Source records
((

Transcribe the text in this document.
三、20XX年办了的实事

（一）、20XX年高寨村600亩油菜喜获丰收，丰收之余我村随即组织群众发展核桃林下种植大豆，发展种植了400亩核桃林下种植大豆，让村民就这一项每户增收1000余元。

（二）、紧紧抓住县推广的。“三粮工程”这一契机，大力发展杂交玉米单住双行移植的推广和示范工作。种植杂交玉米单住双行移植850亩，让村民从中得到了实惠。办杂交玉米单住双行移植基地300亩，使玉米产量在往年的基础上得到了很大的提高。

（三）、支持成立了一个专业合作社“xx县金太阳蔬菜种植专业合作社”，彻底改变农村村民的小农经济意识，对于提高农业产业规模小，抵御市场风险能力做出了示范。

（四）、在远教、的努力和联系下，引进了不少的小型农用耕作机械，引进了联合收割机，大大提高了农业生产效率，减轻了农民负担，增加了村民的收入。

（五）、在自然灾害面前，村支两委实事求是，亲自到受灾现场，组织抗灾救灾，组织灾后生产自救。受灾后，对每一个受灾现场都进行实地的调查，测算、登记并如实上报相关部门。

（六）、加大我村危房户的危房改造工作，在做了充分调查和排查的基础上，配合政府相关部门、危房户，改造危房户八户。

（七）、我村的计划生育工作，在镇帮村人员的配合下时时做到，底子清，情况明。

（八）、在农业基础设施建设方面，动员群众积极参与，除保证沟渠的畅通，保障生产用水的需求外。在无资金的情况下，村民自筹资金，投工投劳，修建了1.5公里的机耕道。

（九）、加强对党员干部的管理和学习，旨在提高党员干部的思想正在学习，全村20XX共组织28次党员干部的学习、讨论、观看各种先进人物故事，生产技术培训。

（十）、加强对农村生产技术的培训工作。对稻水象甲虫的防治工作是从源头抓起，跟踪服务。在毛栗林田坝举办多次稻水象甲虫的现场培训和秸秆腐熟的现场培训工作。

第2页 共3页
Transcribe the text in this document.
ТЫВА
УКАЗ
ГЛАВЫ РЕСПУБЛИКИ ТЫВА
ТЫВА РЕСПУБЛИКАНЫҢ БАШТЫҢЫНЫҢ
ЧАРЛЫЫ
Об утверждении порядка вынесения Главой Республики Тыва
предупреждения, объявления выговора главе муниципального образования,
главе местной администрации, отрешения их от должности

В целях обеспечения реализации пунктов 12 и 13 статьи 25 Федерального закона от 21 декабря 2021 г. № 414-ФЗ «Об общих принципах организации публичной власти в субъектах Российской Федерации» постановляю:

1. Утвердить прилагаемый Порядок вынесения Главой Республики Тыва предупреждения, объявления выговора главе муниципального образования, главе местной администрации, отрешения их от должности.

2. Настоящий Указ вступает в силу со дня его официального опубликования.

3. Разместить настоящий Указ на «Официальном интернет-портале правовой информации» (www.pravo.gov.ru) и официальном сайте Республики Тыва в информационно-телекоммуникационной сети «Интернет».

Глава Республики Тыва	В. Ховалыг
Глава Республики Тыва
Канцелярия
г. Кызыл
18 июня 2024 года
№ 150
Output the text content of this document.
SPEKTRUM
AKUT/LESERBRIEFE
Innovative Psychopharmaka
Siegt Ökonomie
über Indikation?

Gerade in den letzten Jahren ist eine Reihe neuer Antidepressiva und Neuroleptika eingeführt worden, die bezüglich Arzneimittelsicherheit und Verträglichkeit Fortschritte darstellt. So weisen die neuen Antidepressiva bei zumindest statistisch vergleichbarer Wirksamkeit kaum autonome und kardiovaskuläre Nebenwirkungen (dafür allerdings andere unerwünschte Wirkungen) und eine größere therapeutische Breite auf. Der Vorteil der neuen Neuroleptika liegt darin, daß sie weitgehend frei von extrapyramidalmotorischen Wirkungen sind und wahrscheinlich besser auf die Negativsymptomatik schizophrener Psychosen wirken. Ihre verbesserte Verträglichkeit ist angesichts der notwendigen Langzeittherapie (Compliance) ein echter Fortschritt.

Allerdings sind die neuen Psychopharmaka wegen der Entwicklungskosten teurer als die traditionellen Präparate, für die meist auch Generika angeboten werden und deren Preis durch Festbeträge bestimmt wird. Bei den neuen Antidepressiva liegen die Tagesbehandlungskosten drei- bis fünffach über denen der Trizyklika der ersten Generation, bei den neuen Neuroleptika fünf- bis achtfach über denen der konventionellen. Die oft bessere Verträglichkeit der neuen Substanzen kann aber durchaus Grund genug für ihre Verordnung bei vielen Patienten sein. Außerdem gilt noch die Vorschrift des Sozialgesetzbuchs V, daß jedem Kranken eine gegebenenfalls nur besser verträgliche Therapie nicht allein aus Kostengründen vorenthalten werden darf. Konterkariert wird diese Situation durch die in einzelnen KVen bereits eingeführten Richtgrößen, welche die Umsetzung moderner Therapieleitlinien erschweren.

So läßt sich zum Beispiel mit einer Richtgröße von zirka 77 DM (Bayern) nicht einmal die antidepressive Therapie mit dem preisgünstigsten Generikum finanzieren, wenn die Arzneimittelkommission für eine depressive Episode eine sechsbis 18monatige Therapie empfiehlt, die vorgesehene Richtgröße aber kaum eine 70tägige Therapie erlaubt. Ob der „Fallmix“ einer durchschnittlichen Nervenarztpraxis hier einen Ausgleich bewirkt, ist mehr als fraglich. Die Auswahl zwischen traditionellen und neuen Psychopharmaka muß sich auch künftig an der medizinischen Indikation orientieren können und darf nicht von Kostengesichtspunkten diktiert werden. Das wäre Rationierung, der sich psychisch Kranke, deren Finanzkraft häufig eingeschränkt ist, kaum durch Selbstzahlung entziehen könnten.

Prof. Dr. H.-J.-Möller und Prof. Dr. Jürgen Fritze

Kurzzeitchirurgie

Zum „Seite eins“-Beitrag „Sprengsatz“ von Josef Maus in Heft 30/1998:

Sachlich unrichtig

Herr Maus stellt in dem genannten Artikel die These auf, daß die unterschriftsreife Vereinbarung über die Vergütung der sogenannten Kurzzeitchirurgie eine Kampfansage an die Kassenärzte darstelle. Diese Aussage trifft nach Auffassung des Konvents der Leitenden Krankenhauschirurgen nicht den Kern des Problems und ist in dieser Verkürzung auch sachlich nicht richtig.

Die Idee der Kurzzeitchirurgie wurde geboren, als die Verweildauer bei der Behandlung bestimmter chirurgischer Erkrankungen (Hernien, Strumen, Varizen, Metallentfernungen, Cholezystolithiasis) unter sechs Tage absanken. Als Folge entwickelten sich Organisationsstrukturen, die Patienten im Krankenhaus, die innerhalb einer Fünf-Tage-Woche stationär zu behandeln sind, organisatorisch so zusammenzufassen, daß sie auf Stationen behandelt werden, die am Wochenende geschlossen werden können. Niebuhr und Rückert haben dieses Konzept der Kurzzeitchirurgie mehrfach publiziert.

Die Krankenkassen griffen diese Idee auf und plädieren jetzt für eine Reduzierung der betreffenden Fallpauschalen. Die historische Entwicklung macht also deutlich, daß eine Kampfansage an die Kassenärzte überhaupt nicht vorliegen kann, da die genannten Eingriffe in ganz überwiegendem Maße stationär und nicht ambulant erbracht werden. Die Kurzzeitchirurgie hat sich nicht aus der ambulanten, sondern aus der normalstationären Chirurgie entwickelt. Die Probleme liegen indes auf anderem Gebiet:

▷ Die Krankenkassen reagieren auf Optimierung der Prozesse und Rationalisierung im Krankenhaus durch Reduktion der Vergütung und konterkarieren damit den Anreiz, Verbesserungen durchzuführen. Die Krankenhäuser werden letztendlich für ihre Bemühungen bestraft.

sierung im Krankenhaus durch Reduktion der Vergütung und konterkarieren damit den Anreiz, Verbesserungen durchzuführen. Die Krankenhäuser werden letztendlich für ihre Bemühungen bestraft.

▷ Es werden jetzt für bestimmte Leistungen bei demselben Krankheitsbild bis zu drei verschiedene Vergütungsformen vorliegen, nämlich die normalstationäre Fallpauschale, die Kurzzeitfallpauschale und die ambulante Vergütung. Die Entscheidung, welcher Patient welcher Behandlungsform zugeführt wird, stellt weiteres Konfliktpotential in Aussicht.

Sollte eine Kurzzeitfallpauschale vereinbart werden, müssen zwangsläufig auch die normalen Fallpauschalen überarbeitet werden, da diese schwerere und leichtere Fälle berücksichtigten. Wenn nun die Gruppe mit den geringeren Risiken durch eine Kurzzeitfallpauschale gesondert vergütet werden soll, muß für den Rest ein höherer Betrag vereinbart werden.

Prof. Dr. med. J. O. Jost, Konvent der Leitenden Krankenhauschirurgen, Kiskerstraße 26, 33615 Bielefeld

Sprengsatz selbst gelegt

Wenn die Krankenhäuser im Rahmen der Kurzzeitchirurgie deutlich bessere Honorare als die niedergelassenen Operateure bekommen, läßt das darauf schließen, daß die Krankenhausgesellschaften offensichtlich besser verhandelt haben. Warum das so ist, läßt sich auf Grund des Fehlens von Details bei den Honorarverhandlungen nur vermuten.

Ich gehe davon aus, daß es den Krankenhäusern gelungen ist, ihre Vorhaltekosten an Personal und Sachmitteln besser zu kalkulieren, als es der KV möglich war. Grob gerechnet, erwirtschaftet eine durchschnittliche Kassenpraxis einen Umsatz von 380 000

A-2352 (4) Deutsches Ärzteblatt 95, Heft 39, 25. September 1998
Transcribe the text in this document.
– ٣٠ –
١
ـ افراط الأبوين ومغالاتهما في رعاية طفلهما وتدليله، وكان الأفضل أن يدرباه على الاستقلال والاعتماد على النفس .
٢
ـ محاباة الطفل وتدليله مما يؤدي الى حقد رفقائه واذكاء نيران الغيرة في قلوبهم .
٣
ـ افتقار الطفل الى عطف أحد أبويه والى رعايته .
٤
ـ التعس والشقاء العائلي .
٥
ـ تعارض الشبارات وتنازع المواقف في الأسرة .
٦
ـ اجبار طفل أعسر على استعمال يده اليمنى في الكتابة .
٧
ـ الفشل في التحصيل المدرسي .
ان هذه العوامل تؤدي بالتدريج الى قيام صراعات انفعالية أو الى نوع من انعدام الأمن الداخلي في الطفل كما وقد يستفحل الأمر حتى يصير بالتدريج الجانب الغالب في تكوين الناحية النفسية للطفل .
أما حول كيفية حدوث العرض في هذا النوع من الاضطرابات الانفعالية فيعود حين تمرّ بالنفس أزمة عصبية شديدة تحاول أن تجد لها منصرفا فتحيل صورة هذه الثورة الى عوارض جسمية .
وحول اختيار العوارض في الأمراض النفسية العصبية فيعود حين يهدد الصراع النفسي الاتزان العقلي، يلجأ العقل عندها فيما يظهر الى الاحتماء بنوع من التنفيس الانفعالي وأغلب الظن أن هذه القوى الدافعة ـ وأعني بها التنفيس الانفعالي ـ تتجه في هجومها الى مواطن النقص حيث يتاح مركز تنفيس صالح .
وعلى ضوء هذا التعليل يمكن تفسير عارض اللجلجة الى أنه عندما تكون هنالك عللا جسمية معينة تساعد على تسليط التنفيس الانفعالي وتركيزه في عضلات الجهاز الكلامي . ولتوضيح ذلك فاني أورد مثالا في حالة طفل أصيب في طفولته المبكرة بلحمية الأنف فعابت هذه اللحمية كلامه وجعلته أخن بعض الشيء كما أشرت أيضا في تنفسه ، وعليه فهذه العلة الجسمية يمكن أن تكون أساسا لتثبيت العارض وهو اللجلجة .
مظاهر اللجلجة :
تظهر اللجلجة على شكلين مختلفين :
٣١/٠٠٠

))

◆ PROBLEM
In the material above, find each line that contains the word "предупреждения", and select it.

◆ RESULT OF THIS EXERCISE
предупреждения, объявления выговора главе муниципального образования,
1. Утвердить прилагаемый Порядок вынесения Главой Республики Тыва предупреждения, объявления выговора главе муниципального образования, главе местной администрации, отрешения их от должности.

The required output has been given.